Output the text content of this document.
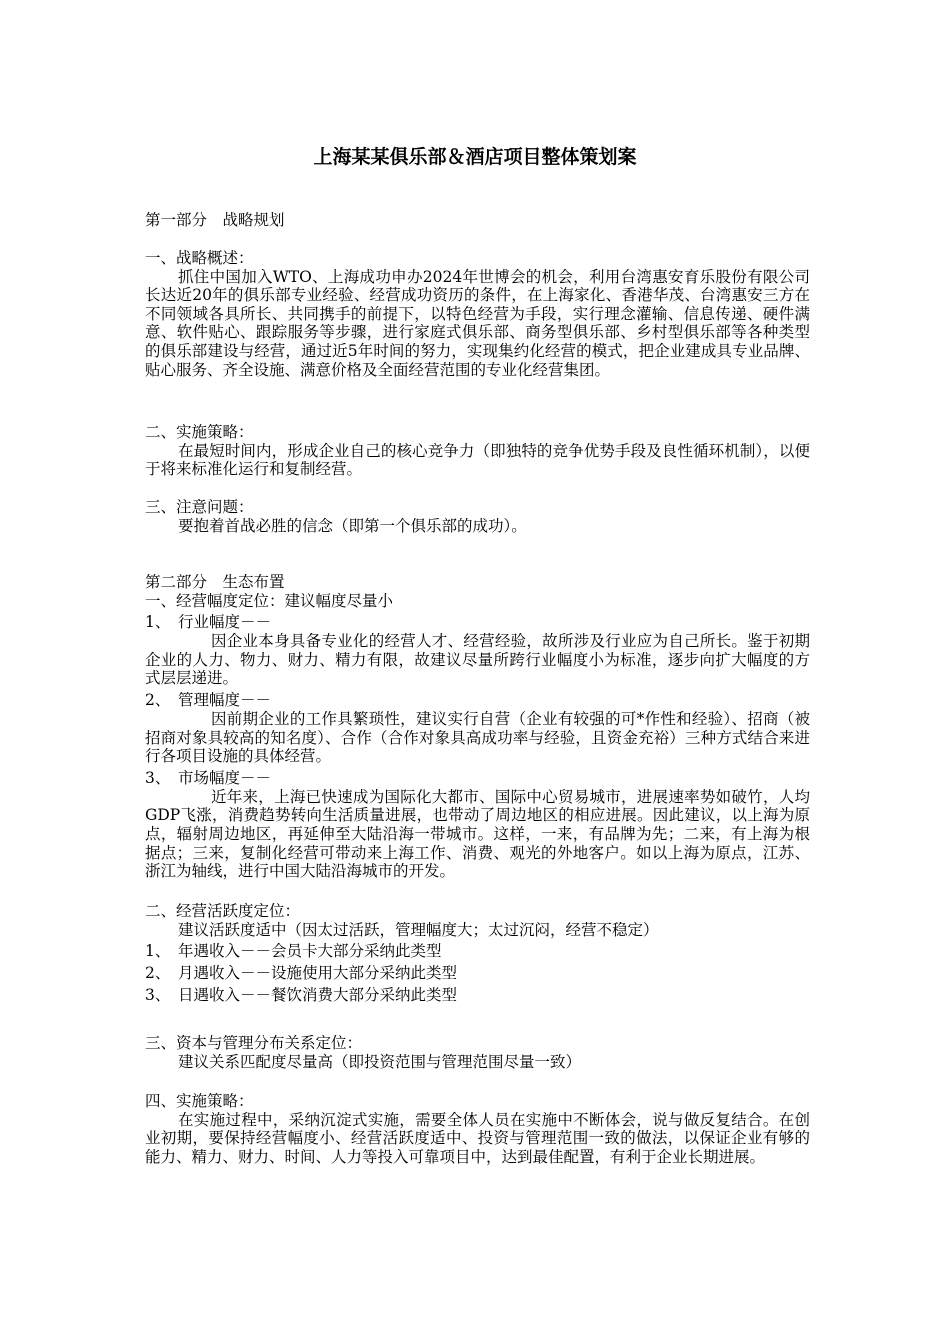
上海某某俱乐部＆酒店项目整体策划案

第一部分　战略规划

一、战略概述：

抓住中国加入WTO、上海成功申办2024年世博会的机会，利用台湾惠安育乐股份有限公司长达近20年的俱乐部专业经验、经营成功资历的条件，在上海家化、香港华茂、台湾惠安三方在不同领域各具所长、共同携手的前提下，以特色经营为手段，实行理念灌输、信息传递、硬件满意、软件贴心、跟踪服务等步骤，进行家庭式俱乐部、商务型俱乐部、乡村型俱乐部等各种类型的俱乐部建设与经营，通过近5年时间的努力，实现集约化经营的模式，把企业建成具专业品牌、贴心服务、齐全设施、满意价格及全面经营范围的专业化经营集团。

二、实施策略：

在最短时间内，形成企业自己的核心竞争力（即独特的竞争优势手段及良性循环机制），以便于将来标准化运行和复制经营。

三、注意问题：

要抱着首战必胜的信念（即第一个俱乐部的成功）。

第二部分　生态布置

一、经营幅度定位：建议幅度尽量小

1、 行业幅度－－

因企业本身具备专业化的经营人才、经营经验，故所涉及行业应为自己所长。鉴于初期企业的人力、物力、财力、精力有限，故建议尽量所跨行业幅度小为标准，逐步向扩大幅度的方式层层递进。

2、 管理幅度－－

因前期企业的工作具繁琐性，建议实行自营（企业有较强的可*作性和经验）、招商（被招商对象具较高的知名度）、合作（合作对象具高成功率与经验，且资金充裕）三种方式结合来进行各项目设施的具体经营。

3、 市场幅度－－

近年来，上海已快速成为国际化大都市、国际中心贸易城市，进展速率势如破竹，人均GDP飞涨，消费趋势转向生活质量进展，也带动了周边地区的相应进展。因此建议，以上海为原点，辐射周边地区，再延伸至大陆沿海一带城市。这样，一来，有品牌为先；二来，有上海为根据点；三来，复制化经营可带动来上海工作、消费、观光的外地客户。如以上海为原点，江苏、浙江为轴线，进行中国大陆沿海城市的开发。

二、经营活跃度定位：

建议活跃度适中（因太过活跃，管理幅度大；太过沉闷，经营不稳定）

1、 年遇收入－－会员卡大部分采纳此类型
2、 月遇收入－－设施使用大部分采纳此类型
3、 日遇收入－－餐饮消费大部分采纳此类型

三、资本与管理分布关系定位：

建议关系匹配度尽量高（即投资范围与管理范围尽量一致）

四、实施策略：

在实施过程中，采纳沉淀式实施，需要全体人员在实施中不断体会，说与做反复结合。在创业初期，要保持经营幅度小、经营活跃度适中、投资与管理范围一致的做法，以保证企业有够的能力、精力、财力、时间、人力等投入可靠项目中，达到最佳配置，有利于企业长期进展。
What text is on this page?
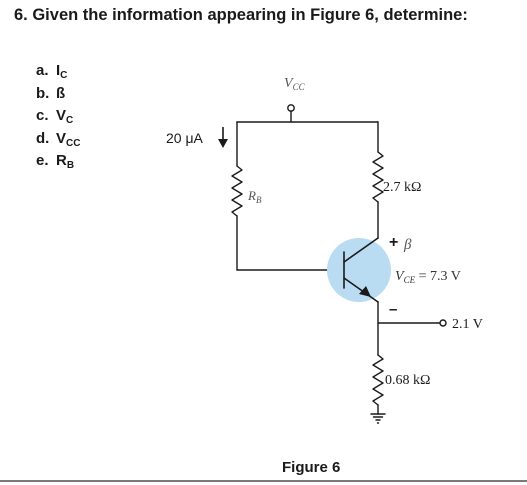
6. Given the information appearing in Figure 6, determine:
a. $I_C$
b. ß
c. $V_C$
d. $V_{CC}$
e. $R_B$
$V_{CC}$
20 μA
$R_B$
2.7 kΩ
+ β
$V_{CE} = 7.3$ V
–
2.1 V
0.68 kΩ
Figure 6
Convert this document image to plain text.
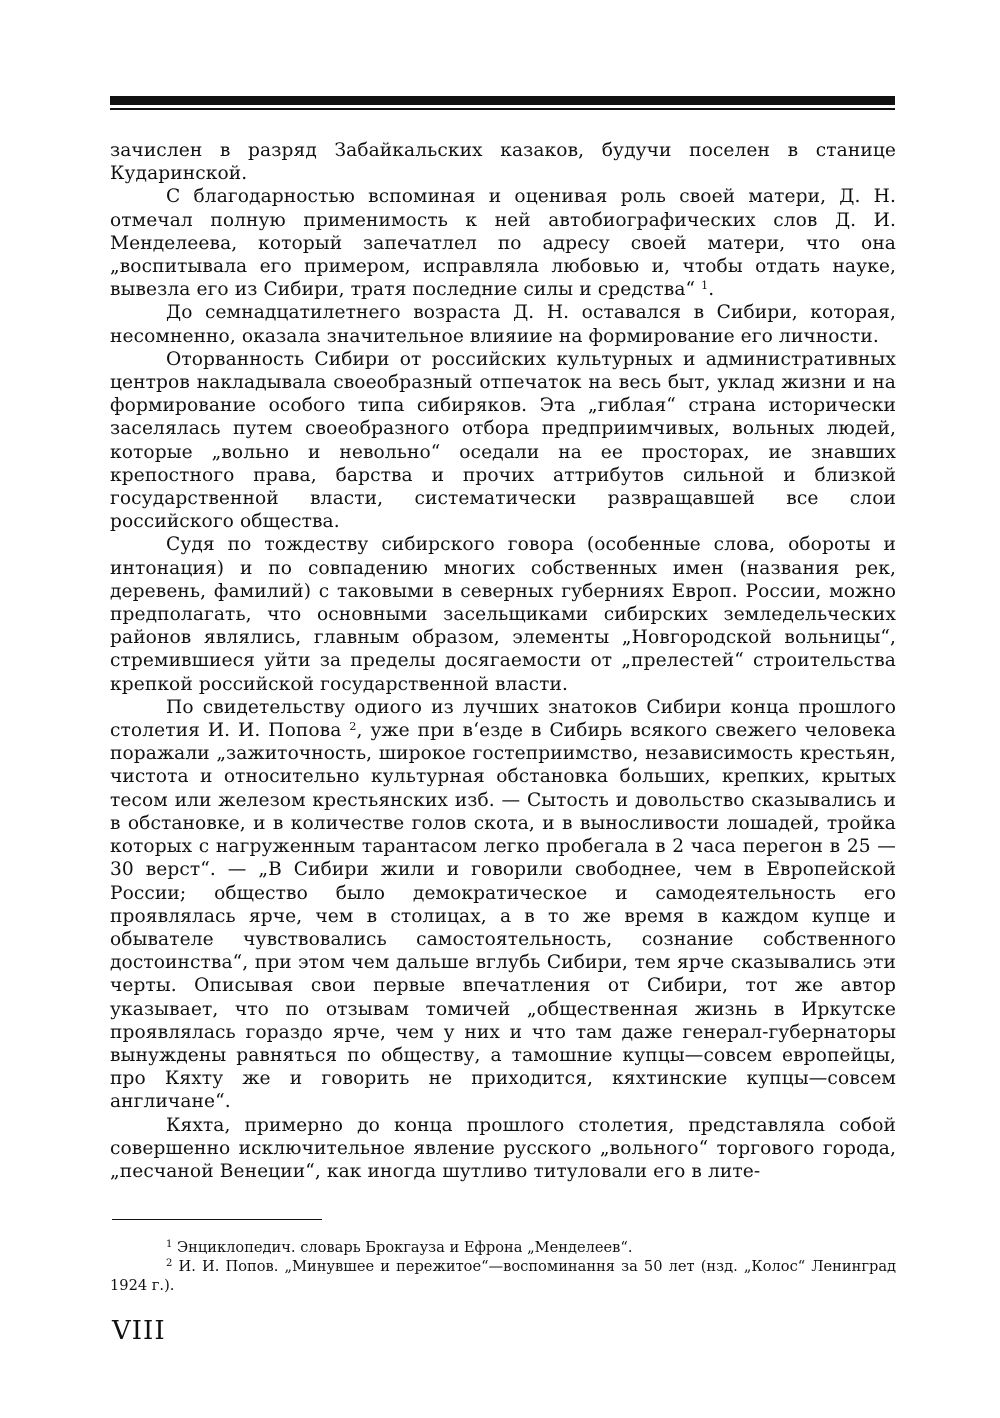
зачислен в разряд Забайкальских казаков, будучи поселен в станице Кударинской.

С благодарностью вспоминая и оценивая роль своей матери, Д. Н. отмечал полную применимость к ней автобиографических слов Д. И. Менделеева, который запечатлел по адресу своей матери, что она „воспитывала его примером, исправляла любовью и, чтобы отдать науке, вывезла его из Сибири, тратя последние силы и средства“ $^1$.

До семнадцатилетнего возраста Д. Н. оставался в Сибири, которая, несомненно, оказала значительное влияиие на формирование его личности.

Оторванность Сибири от российских культурных и административных центров накладывала своеобразный отпечаток на весь быт, уклад жизни и на формирование особого типа сибиряков. Эта „гиблая“ страна исторически заселялась путем своеобразного отбора предприимчивых, вольных людей, которые „вольно и невольно“ оседали на ее просторах, ие знавших крепостного права, барства и прочих аттрибутов сильной и близкой государственной власти, систематически развращавшей все слои российского общества.

Судя по тождеству сибирского говора (особенные слова, обороты и интонация) и по совпадению многих собственных имен (названия рек, деревень, фамилий) с таковыми в северных губерниях Европ. России, можно предполагать, что основными засельщиками сибирских земледельческих районов являлись, главным образом, элементы „Новгородской вольницы“, стремившиеся уйти за пределы досягаемости от „прелестей“ строительства крепкой российской государственной власти.

По свидетельству одиого из лучших знатоков Сибири конца прошлого столетия И. И. Попова $^2$, уже при в‘езде в Сибирь всякого свежего человека поражали „зажиточность, широкое гостеприимство, независимость крестьян, чистота и относительно культурная обстановка больших, крепких, крытых тесом или железом крестьянских изб. — Сытость и довольство сказывались и в обстановке, и в количестве голов скота, и в выносливости лошадей, тройка которых с нагруженным тарантасом легко пробегала в 2 часа перегон в 25 — 30 верст“. — „В Сибири жили и говорили свободнее, чем в Европейской России; общество было демократическое и самодеятельность его проявлялась ярче, чем в столицах, а в то же время в каждом купце и обывателе чувствовались самостоятельность, сознание собственного достоинства“, при этом чем дальше вглубь Сибири, тем ярче сказывались эти черты. Описывая свои первые впечатления от Сибири, тот же автор указывает, что по отзывам томичей „общественная жизнь в Иркутске проявлялась гораздо ярче, чем у них и что там даже генерал-губернаторы вынуждены равняться по обществу, а тамошние купцы—совсем европейцы, про Кяхту же и говорить не приходится, кяхтинские купцы—совсем англичане“.

Кяхта, примерно до конца прошлого столетия, представляла собой совершенно исключительное явление русского „вольного“ торгового города, „песчаной Венеции“, как иногда шутливо титуловали его в лите-

$^1$ Энциклопедич. словарь Брокгауза и Ефрона „Менделеев“.

$^2$ И. И. Попов. „Минувшее и пережитое“—воспоминання за 50 лет (нзд. „Колос“ Ленинград 1924 г.).

VIII
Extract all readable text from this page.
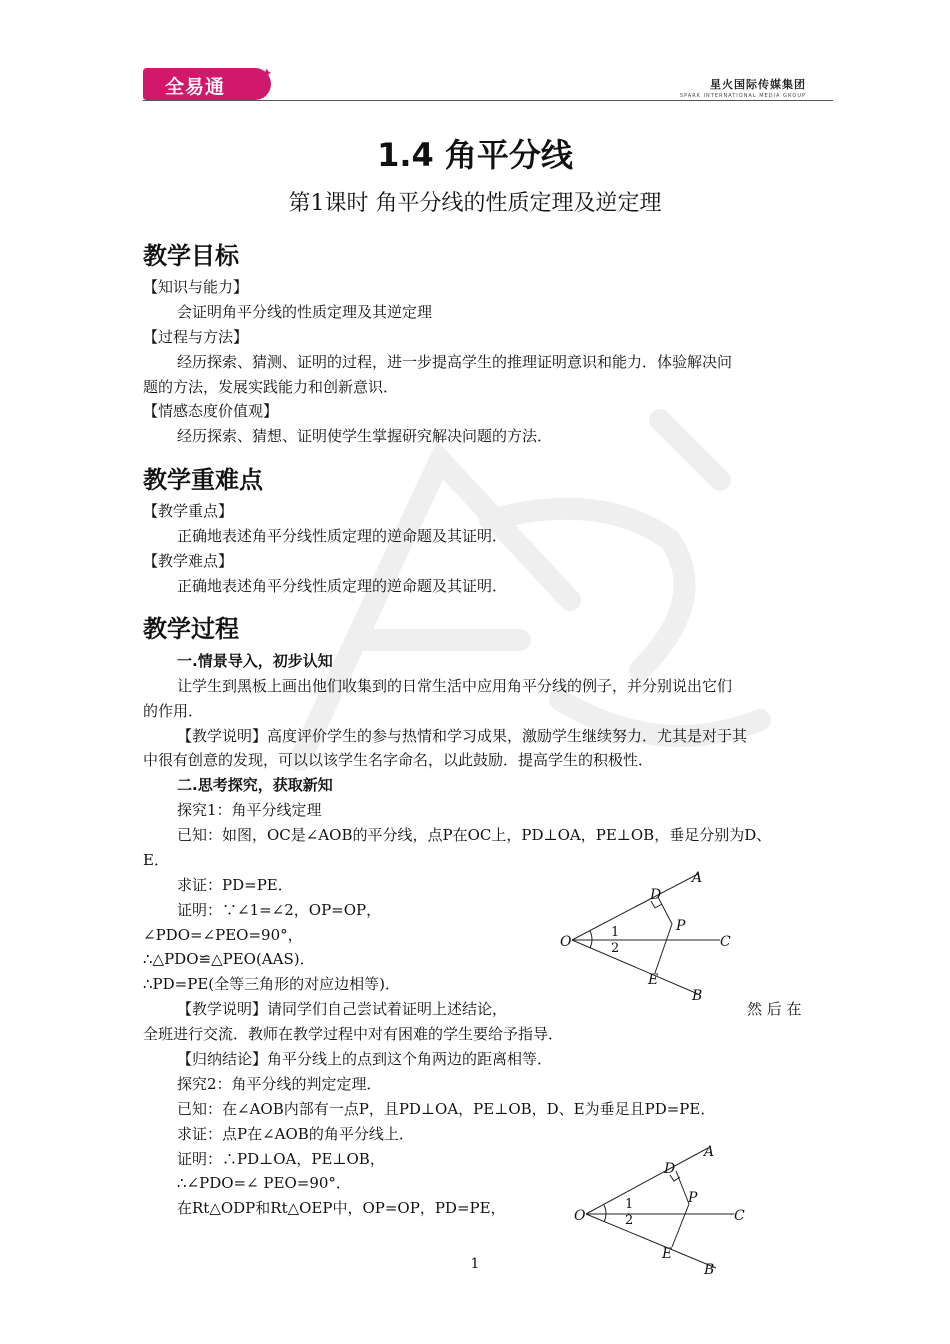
全易通
✦
星火国际传媒集团
SPARK INTERNATIONAL MEDIA GROUP
1.4 角平分线
第1课时 角平分线的性质定理及逆定理
教学目标
【知识与能力】
会证明角平分线的性质定理及其逆定理
【过程与方法】
经历探索、猜测、证明的过程，进一步提高学生的推理证明意识和能力．体验解决问
题的方法，发展实践能力和创新意识．
【情感态度价值观】
经历探索、猜想、证明使学生掌握研究解决问题的方法．
教学重难点
【教学重点】
正确地表述角平分线性质定理的逆命题及其证明．
【教学难点】
正确地表述角平分线性质定理的逆命题及其证明．
教学过程
一.情景导入，初步认知
让学生到黑板上画出他们收集到的日常生活中应用角平分线的例子，并分别说出它们
的作用．
【教学说明】高度评价学生的参与热情和学习成果，激励学生继续努力．尤其是对于其
中很有创意的发现，可以以该学生名字命名，以此鼓励．提高学生的积极性．
二.思考探究，获取新知
探究1：角平分线定理
已知：如图，OC是∠AOB的平分线，点P在OC上，PD⊥OA，PE⊥OB，垂足分别为D、
E．
求证：PD=PE．
证明：∵∠1=∠2，OP=OP，
∠PDO=∠PEO=90°，
∴△PDO≌△PEO(AAS)．
∴PD=PE(全等三角形的对应边相等)．
【教学说明】请同学们自己尝试着证明上述结论，	然 后 在
全班进行交流．教师在教学过程中对有困难的学生要给予指导．
【归纳结论】角平分线上的点到这个角两边的距离相等．
探究2：角平分线的判定定理．
已知：在∠AOB内部有一点P，且PD⊥OA，PE⊥OB，D、E为垂足且PD=PE．
求证：点P在∠AOB的角平分线上．
证明：∴PD⊥OA，PE⊥OB，
∴∠PDO=∠ PEO=90°．
在Rt△ODP和Rt△OEP中，OP=OP，PD=PE，
A
D
P
C
O
E
B
1
2
A
D
P
C
O
E
B
1
2
1
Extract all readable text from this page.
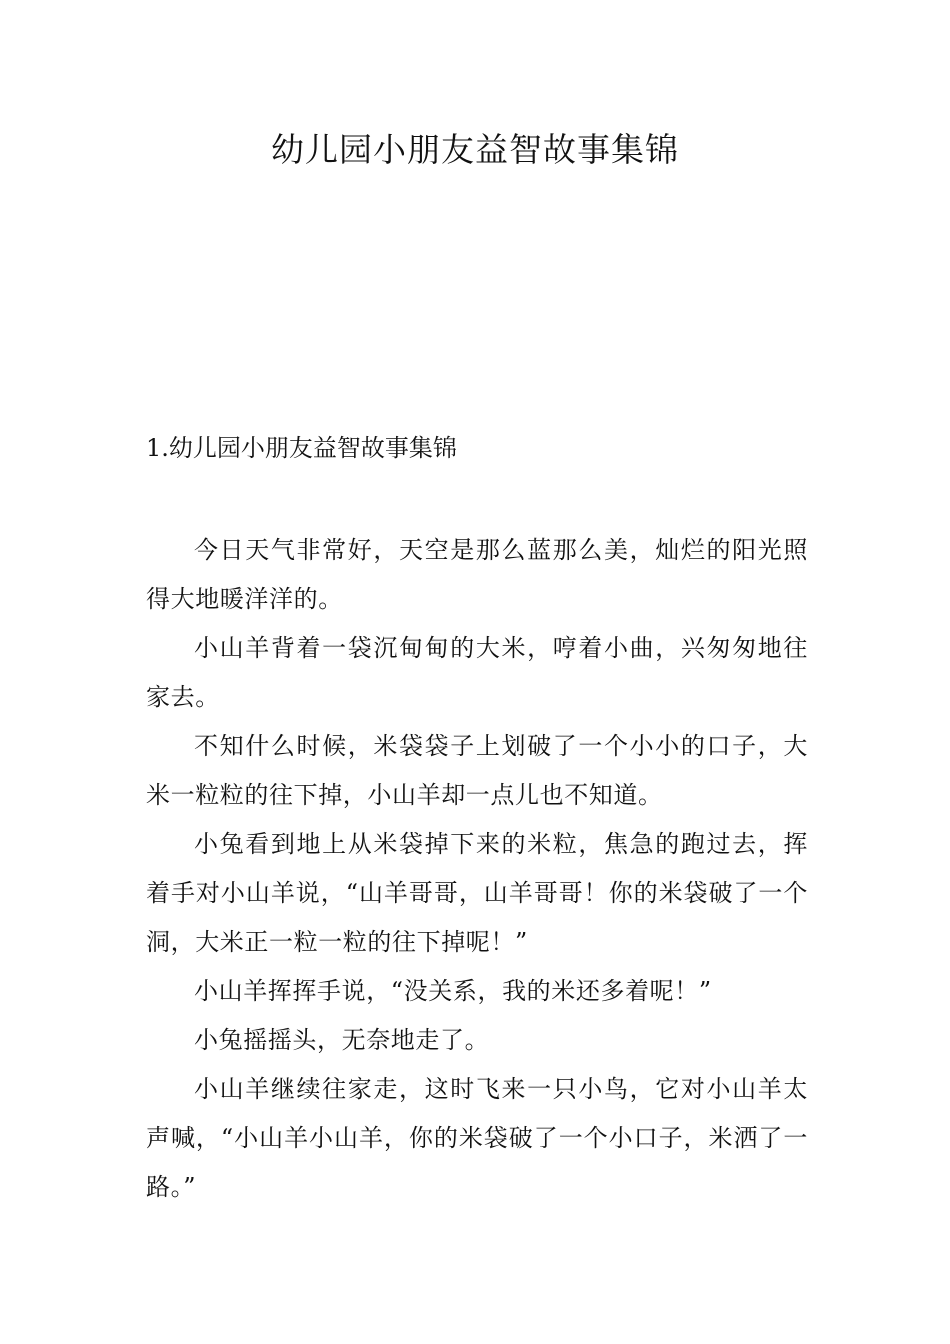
幼儿园小朋友益智故事集锦
1.幼儿园小朋友益智故事集锦

今日天气非常好，天空是那么蓝那么美，灿烂的阳光照得大地暖洋洋的。

小山羊背着一袋沉甸甸的大米，哼着小曲，兴匆匆地往家去。

不知什么时候，米袋袋子上划破了一个小小的口子，大米一粒粒的往下掉，小山羊却一点儿也不知道。

小兔看到地上从米袋掉下来的米粒，焦急的跑过去，挥着手对小山羊说，“山羊哥哥，山羊哥哥！你的米袋破了一个洞，大米正一粒一粒的往下掉呢！”

小山羊挥挥手说，“没关系，我的米还多着呢！”

小兔摇摇头，无奈地走了。

小山羊继续往家走，这时飞来一只小鸟，它对小山羊太声喊，“小山羊小山羊，你的米袋破了一个小口子，米洒了一路。”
————
» Directive:
Copy out every line of the listing that contains the string "this".

» Completed task:
Output the text content of this document.
What text is on this page?
Convert this document image to plain text.
Extract all readable text from this page.
Extract all readable text from this page.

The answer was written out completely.